◆ WHAT IS EXPECTED ◆
Write the data out again exactly, dropping any images it holds.

---------- DATA SHOWN ----------

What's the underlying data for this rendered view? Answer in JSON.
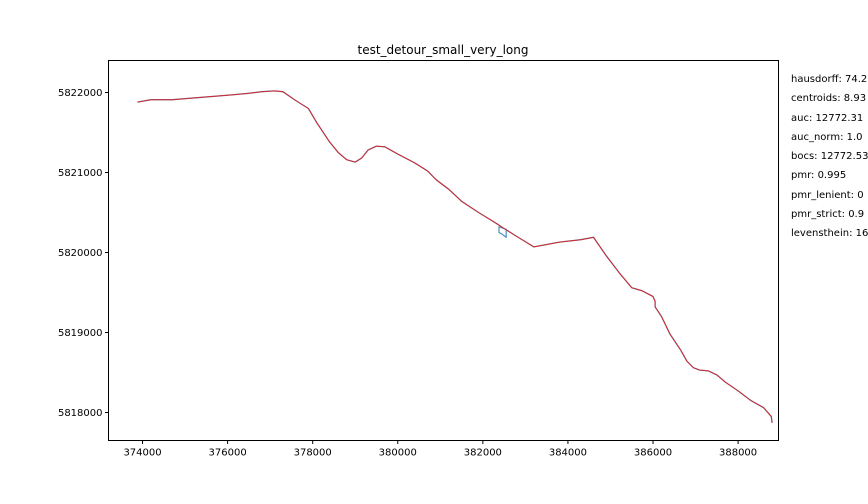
{
  "chart_data": {
    "type": "line",
    "title": "test_detour_small_very_long",
    "xlabel": "",
    "ylabel": "",
    "xlim": [
      373200,
      388950
    ],
    "ylim": [
      5817650,
      5822400
    ],
    "x_ticks": [
      374000,
      376000,
      378000,
      380000,
      382000,
      384000,
      386000,
      388000
    ],
    "y_ticks": [
      5818000,
      5819000,
      5820000,
      5821000,
      5822000
    ],
    "grid": false,
    "series": [
      {
        "color": "#1f77b4",
        "points": [
          [
            373880,
            5821880
          ],
          [
            374200,
            5821910
          ],
          [
            374700,
            5821910
          ],
          [
            375400,
            5821940
          ],
          [
            376100,
            5821970
          ],
          [
            376500,
            5821990
          ],
          [
            376800,
            5822010
          ],
          [
            377100,
            5822020
          ],
          [
            377300,
            5822010
          ],
          [
            377600,
            5821900
          ],
          [
            377900,
            5821800
          ],
          [
            378100,
            5821620
          ],
          [
            378400,
            5821380
          ],
          [
            378600,
            5821250
          ],
          [
            378800,
            5821160
          ],
          [
            379000,
            5821130
          ],
          [
            379150,
            5821180
          ],
          [
            379300,
            5821280
          ],
          [
            379500,
            5821330
          ],
          [
            379700,
            5821320
          ],
          [
            380000,
            5821230
          ],
          [
            380400,
            5821120
          ],
          [
            380700,
            5821020
          ],
          [
            380900,
            5820910
          ],
          [
            381200,
            5820790
          ],
          [
            381500,
            5820640
          ],
          [
            381900,
            5820500
          ],
          [
            382300,
            5820370
          ],
          [
            382500,
            5820300
          ],
          [
            382550,
            5820290
          ],
          [
            382550,
            5820190
          ],
          [
            382450,
            5820230
          ],
          [
            382380,
            5820250
          ],
          [
            382380,
            5820320
          ],
          [
            382500,
            5820300
          ],
          [
            382800,
            5820200
          ],
          [
            383200,
            5820070
          ],
          [
            383500,
            5820100
          ],
          [
            383800,
            5820130
          ],
          [
            384300,
            5820160
          ],
          [
            384600,
            5820190
          ],
          [
            384900,
            5819960
          ],
          [
            385200,
            5819750
          ],
          [
            385500,
            5819560
          ],
          [
            385750,
            5819520
          ],
          [
            386000,
            5819450
          ],
          [
            386050,
            5819390
          ],
          [
            386050,
            5819320
          ],
          [
            386200,
            5819200
          ],
          [
            386400,
            5818980
          ],
          [
            386650,
            5818780
          ],
          [
            386800,
            5818640
          ],
          [
            386950,
            5818560
          ],
          [
            387100,
            5818530
          ],
          [
            387300,
            5818520
          ],
          [
            387500,
            5818470
          ],
          [
            387700,
            5818380
          ],
          [
            388000,
            5818270
          ],
          [
            388300,
            5818150
          ],
          [
            388600,
            5818060
          ],
          [
            388780,
            5817950
          ],
          [
            388800,
            5817870
          ]
        ]
      },
      {
        "color": "#d62728",
        "points": [
          [
            373880,
            5821880
          ],
          [
            374200,
            5821910
          ],
          [
            374700,
            5821910
          ],
          [
            375400,
            5821940
          ],
          [
            376100,
            5821970
          ],
          [
            376500,
            5821990
          ],
          [
            376800,
            5822010
          ],
          [
            377100,
            5822020
          ],
          [
            377300,
            5822010
          ],
          [
            377600,
            5821900
          ],
          [
            377900,
            5821800
          ],
          [
            378100,
            5821620
          ],
          [
            378400,
            5821380
          ],
          [
            378600,
            5821250
          ],
          [
            378800,
            5821160
          ],
          [
            379000,
            5821130
          ],
          [
            379150,
            5821180
          ],
          [
            379300,
            5821280
          ],
          [
            379500,
            5821330
          ],
          [
            379700,
            5821320
          ],
          [
            380000,
            5821230
          ],
          [
            380400,
            5821120
          ],
          [
            380700,
            5821020
          ],
          [
            380900,
            5820910
          ],
          [
            381200,
            5820790
          ],
          [
            381500,
            5820640
          ],
          [
            381900,
            5820500
          ],
          [
            382300,
            5820370
          ],
          [
            382500,
            5820300
          ],
          [
            382800,
            5820200
          ],
          [
            383200,
            5820070
          ],
          [
            383500,
            5820100
          ],
          [
            383800,
            5820130
          ],
          [
            384300,
            5820160
          ],
          [
            384600,
            5820190
          ],
          [
            384900,
            5819960
          ],
          [
            385200,
            5819750
          ],
          [
            385500,
            5819560
          ],
          [
            385750,
            5819520
          ],
          [
            386000,
            5819450
          ],
          [
            386050,
            5819390
          ],
          [
            386050,
            5819320
          ],
          [
            386200,
            5819200
          ],
          [
            386400,
            5818980
          ],
          [
            386650,
            5818780
          ],
          [
            386800,
            5818640
          ],
          [
            386950,
            5818560
          ],
          [
            387100,
            5818530
          ],
          [
            387300,
            5818520
          ],
          [
            387500,
            5818470
          ],
          [
            387700,
            5818380
          ],
          [
            388000,
            5818270
          ],
          [
            388300,
            5818150
          ],
          [
            388600,
            5818060
          ],
          [
            388780,
            5817950
          ],
          [
            388800,
            5817870
          ]
        ]
      }
    ]
  },
  "metrics": [
    "hausdorff: 74.2",
    "centroids: 8.93",
    "auc: 12772.31",
    "auc_norm: 1.0",
    "bocs: 12772.53",
    "pmr: 0.995",
    "pmr_lenient: 0",
    "pmr_strict: 0.9",
    "levensthein: 16"
  ]
}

----------

◆ CORRECT RESPONSE ◆
What's the underlying data for this rendered view? Answer in JSON.
{
  "chart_data": {
    "type": "line",
    "title": "test_detour_small_very_long",
    "xlabel": "",
    "ylabel": "",
    "xlim": [
      373200,
      388950
    ],
    "ylim": [
      5817650,
      5822400
    ],
    "x_ticks": [
      374000,
      376000,
      378000,
      380000,
      382000,
      384000,
      386000,
      388000
    ],
    "y_ticks": [
      5818000,
      5819000,
      5820000,
      5821000,
      5822000
    ],
    "grid": false,
    "series": [
      {
        "color": "#1f77b4",
        "points": [
          [
            373880,
            5821880
          ],
          [
            374200,
            5821910
          ],
          [
            374700,
            5821910
          ],
          [
            375400,
            5821940
          ],
          [
            376100,
            5821970
          ],
          [
            376500,
            5821990
          ],
          [
            376800,
            5822010
          ],
          [
            377100,
            5822020
          ],
          [
            377300,
            5822010
          ],
          [
            377600,
            5821900
          ],
          [
            377900,
            5821800
          ],
          [
            378100,
            5821620
          ],
          [
            378400,
            5821380
          ],
          [
            378600,
            5821250
          ],
          [
            378800,
            5821160
          ],
          [
            379000,
            5821130
          ],
          [
            379150,
            5821180
          ],
          [
            379300,
            5821280
          ],
          [
            379500,
            5821330
          ],
          [
            379700,
            5821320
          ],
          [
            380000,
            5821230
          ],
          [
            380400,
            5821120
          ],
          [
            380700,
            5821020
          ],
          [
            380900,
            5820910
          ],
          [
            381200,
            5820790
          ],
          [
            381500,
            5820640
          ],
          [
            381900,
            5820500
          ],
          [
            382300,
            5820370
          ],
          [
            382500,
            5820300
          ],
          [
            382550,
            5820290
          ],
          [
            382550,
            5820190
          ],
          [
            382450,
            5820230
          ],
          [
            382380,
            5820250
          ],
          [
            382380,
            5820320
          ],
          [
            382500,
            5820300
          ],
          [
            382800,
            5820200
          ],
          [
            383200,
            5820070
          ],
          [
            383500,
            5820100
          ],
          [
            383800,
            5820130
          ],
          [
            384300,
            5820160
          ],
          [
            384600,
            5820190
          ],
          [
            384900,
            5819960
          ],
          [
            385200,
            5819750
          ],
          [
            385500,
            5819560
          ],
          [
            385750,
            5819520
          ],
          [
            386000,
            5819450
          ],
          [
            386050,
            5819390
          ],
          [
            386050,
            5819320
          ],
          [
            386200,
            5819200
          ],
          [
            386400,
            5818980
          ],
          [
            386650,
            5818780
          ],
          [
            386800,
            5818640
          ],
          [
            386950,
            5818560
          ],
          [
            387100,
            5818530
          ],
          [
            387300,
            5818520
          ],
          [
            387500,
            5818470
          ],
          [
            387700,
            5818380
          ],
          [
            388000,
            5818270
          ],
          [
            388300,
            5818150
          ],
          [
            388600,
            5818060
          ],
          [
            388780,
            5817950
          ],
          [
            388800,
            5817870
          ]
        ]
      },
      {
        "color": "#d62728",
        "points": [
          [
            373880,
            5821880
          ],
          [
            374200,
            5821910
          ],
          [
            374700,
            5821910
          ],
          [
            375400,
            5821940
          ],
          [
            376100,
            5821970
          ],
          [
            376500,
            5821990
          ],
          [
            376800,
            5822010
          ],
          [
            377100,
            5822020
          ],
          [
            377300,
            5822010
          ],
          [
            377600,
            5821900
          ],
          [
            377900,
            5821800
          ],
          [
            378100,
            5821620
          ],
          [
            378400,
            5821380
          ],
          [
            378600,
            5821250
          ],
          [
            378800,
            5821160
          ],
          [
            379000,
            5821130
          ],
          [
            379150,
            5821180
          ],
          [
            379300,
            5821280
          ],
          [
            379500,
            5821330
          ],
          [
            379700,
            5821320
          ],
          [
            380000,
            5821230
          ],
          [
            380400,
            5821120
          ],
          [
            380700,
            5821020
          ],
          [
            380900,
            5820910
          ],
          [
            381200,
            5820790
          ],
          [
            381500,
            5820640
          ],
          [
            381900,
            5820500
          ],
          [
            382300,
            5820370
          ],
          [
            382500,
            5820300
          ],
          [
            382800,
            5820200
          ],
          [
            383200,
            5820070
          ],
          [
            383500,
            5820100
          ],
          [
            383800,
            5820130
          ],
          [
            384300,
            5820160
          ],
          [
            384600,
            5820190
          ],
          [
            384900,
            5819960
          ],
          [
            385200,
            5819750
          ],
          [
            385500,
            5819560
          ],
          [
            385750,
            5819520
          ],
          [
            386000,
            5819450
          ],
          [
            386050,
            5819390
          ],
          [
            386050,
            5819320
          ],
          [
            386200,
            5819200
          ],
          [
            386400,
            5818980
          ],
          [
            386650,
            5818780
          ],
          [
            386800,
            5818640
          ],
          [
            386950,
            5818560
          ],
          [
            387100,
            5818530
          ],
          [
            387300,
            5818520
          ],
          [
            387500,
            5818470
          ],
          [
            387700,
            5818380
          ],
          [
            388000,
            5818270
          ],
          [
            388300,
            5818150
          ],
          [
            388600,
            5818060
          ],
          [
            388780,
            5817950
          ],
          [
            388800,
            5817870
          ]
        ]
      }
    ]
  },
  "metrics": [
    "hausdorff: 74.2",
    "centroids: 8.93",
    "auc: 12772.31",
    "auc_norm: 1.0",
    "bocs: 12772.53",
    "pmr: 0.995",
    "pmr_lenient: 0",
    "pmr_strict: 0.9",
    "levensthein: 16"
  ]
}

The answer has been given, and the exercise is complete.